GOAL> Find the string "фиксированное" in the records. Copy every line it appears in.

>>>

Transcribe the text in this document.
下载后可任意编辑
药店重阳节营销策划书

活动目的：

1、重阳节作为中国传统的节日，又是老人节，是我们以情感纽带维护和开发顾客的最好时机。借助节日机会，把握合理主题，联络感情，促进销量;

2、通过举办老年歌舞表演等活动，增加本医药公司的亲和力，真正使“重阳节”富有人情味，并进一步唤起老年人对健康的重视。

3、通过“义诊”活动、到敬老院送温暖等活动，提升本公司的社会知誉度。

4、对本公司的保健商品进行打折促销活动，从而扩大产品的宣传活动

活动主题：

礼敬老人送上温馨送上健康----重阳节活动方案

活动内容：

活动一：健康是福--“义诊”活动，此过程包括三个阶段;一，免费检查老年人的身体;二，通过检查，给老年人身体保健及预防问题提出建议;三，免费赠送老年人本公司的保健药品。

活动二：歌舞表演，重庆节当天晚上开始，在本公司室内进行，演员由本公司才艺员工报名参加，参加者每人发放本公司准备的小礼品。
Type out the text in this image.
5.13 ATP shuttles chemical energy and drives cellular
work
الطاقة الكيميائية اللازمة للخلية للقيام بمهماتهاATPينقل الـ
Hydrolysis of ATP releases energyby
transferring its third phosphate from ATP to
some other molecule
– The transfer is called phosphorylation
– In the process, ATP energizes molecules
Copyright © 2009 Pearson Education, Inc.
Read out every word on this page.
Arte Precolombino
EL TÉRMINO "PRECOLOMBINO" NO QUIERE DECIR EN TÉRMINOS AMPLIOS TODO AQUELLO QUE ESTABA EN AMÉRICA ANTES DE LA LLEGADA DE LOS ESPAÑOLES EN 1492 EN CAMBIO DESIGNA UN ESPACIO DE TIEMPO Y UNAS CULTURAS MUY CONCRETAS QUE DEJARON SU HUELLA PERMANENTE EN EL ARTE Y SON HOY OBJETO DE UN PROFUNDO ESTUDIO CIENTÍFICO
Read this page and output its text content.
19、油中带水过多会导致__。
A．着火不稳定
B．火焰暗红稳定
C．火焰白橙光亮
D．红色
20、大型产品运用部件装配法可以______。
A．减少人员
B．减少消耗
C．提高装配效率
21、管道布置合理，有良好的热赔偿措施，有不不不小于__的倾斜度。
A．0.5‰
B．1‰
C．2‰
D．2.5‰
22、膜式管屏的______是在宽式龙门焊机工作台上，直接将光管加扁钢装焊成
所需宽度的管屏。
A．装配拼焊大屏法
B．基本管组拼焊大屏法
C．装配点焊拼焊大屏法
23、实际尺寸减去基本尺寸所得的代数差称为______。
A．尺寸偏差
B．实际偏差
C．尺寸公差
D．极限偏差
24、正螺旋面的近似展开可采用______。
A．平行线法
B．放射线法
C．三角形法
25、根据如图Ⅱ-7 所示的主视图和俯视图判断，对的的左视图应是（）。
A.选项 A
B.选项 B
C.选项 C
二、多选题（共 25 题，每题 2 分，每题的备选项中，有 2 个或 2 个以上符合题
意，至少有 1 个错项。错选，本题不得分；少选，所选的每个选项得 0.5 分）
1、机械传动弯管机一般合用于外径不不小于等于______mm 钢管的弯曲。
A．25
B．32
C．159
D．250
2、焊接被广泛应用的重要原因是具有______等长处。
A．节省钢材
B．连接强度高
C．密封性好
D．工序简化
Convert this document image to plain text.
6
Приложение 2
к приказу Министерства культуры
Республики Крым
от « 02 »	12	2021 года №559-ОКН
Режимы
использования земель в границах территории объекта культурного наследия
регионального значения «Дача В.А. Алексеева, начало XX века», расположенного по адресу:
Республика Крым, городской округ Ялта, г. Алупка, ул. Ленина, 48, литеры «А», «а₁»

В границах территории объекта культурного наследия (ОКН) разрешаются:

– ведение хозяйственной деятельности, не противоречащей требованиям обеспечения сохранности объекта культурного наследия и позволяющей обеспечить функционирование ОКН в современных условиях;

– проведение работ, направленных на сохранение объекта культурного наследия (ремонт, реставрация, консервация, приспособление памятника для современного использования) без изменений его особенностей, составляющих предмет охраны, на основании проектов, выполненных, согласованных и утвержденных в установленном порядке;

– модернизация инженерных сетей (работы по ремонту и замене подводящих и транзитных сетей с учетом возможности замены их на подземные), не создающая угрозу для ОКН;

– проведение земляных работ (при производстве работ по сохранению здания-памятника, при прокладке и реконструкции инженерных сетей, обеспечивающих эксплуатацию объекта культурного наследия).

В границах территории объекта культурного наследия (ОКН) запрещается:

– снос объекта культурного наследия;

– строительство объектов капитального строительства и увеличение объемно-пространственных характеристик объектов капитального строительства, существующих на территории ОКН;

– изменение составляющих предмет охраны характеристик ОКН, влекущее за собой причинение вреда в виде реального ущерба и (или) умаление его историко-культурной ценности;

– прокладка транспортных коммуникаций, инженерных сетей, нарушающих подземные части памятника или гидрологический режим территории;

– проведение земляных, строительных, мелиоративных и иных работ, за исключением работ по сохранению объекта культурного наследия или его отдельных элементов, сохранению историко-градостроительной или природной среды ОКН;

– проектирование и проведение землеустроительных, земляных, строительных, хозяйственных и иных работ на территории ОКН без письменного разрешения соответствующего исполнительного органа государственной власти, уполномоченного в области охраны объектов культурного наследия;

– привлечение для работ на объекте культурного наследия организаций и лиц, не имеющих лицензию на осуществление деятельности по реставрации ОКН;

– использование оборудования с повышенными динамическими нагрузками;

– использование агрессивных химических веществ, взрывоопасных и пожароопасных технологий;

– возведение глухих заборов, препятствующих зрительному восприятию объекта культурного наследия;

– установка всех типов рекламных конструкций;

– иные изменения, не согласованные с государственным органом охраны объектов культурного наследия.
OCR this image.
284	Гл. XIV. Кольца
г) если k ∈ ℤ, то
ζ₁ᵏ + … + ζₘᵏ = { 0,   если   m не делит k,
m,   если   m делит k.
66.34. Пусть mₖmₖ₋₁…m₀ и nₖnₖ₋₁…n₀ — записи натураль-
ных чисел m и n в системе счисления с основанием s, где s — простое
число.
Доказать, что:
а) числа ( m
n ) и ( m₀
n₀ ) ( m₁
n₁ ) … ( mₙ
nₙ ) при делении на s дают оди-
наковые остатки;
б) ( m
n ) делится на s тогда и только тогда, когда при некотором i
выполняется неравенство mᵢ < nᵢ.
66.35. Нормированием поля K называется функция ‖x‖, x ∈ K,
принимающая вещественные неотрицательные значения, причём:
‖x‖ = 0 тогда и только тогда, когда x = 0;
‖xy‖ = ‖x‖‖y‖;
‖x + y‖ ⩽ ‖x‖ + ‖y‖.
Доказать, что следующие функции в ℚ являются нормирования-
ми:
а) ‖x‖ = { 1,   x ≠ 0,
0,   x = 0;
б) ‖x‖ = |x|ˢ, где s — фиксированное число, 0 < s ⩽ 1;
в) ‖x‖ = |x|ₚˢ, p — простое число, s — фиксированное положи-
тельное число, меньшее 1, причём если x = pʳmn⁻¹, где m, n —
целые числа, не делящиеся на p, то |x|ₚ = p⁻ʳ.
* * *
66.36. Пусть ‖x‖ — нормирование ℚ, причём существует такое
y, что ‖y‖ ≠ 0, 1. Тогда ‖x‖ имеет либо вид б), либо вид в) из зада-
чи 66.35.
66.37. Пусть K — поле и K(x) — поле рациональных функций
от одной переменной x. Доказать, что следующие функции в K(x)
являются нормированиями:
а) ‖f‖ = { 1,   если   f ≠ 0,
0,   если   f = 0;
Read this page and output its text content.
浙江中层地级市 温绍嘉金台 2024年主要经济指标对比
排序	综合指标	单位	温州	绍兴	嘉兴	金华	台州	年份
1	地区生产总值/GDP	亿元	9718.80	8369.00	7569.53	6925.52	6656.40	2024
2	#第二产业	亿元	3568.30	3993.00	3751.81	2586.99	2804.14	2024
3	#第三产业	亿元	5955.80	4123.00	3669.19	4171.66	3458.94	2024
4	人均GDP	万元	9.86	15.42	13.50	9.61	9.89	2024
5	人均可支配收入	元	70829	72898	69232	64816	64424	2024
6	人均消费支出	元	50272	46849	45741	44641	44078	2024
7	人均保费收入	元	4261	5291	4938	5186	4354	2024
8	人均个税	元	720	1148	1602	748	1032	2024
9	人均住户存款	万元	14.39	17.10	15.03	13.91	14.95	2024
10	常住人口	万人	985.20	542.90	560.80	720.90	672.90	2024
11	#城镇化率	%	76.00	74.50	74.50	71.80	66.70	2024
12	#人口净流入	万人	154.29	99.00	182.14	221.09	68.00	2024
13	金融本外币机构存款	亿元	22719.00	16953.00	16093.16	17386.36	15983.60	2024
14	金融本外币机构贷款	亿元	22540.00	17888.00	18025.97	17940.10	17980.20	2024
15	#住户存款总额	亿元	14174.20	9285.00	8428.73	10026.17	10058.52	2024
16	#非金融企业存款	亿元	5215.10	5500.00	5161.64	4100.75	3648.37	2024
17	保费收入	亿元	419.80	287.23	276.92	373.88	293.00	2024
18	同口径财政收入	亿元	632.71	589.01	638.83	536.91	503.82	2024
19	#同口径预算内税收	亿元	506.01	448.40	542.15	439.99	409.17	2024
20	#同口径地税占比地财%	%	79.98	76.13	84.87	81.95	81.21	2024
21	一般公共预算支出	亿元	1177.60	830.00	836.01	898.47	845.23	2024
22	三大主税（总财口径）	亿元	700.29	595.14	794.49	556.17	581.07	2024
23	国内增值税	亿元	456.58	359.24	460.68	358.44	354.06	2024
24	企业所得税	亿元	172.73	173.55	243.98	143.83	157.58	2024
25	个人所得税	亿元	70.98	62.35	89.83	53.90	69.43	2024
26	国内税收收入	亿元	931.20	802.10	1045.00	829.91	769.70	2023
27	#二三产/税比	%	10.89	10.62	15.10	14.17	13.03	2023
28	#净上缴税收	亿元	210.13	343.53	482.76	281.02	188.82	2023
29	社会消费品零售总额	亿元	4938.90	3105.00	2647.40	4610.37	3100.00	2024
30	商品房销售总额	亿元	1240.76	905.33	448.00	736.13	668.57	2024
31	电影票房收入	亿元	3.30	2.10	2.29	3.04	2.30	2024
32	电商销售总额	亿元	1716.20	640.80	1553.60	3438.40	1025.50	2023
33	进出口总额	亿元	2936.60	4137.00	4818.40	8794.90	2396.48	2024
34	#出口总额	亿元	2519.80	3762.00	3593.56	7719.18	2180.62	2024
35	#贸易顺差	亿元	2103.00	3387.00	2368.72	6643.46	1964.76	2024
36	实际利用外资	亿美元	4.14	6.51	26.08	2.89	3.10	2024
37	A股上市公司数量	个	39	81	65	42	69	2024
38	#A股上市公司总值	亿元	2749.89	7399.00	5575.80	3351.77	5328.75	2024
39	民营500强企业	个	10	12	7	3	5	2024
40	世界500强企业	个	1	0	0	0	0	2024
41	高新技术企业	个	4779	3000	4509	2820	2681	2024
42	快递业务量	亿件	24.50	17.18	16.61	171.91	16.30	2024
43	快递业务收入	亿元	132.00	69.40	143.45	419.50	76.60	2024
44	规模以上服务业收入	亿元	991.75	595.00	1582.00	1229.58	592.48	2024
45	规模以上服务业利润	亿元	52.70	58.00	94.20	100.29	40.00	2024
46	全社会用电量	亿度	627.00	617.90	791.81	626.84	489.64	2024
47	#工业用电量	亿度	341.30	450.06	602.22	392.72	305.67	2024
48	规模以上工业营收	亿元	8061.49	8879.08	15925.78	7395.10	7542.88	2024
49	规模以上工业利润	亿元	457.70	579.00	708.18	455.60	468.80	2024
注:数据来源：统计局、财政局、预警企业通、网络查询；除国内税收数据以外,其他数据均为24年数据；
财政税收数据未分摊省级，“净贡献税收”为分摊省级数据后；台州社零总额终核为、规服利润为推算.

<<<

ANSWER TO THE PROBLEM>
б) ‖x‖ = |x|ˢ, где s — фиксированное число, 0 < s ⩽ 1;
в) ‖x‖ = |x|ₚˢ, p — простое число, s — фиксированное положи-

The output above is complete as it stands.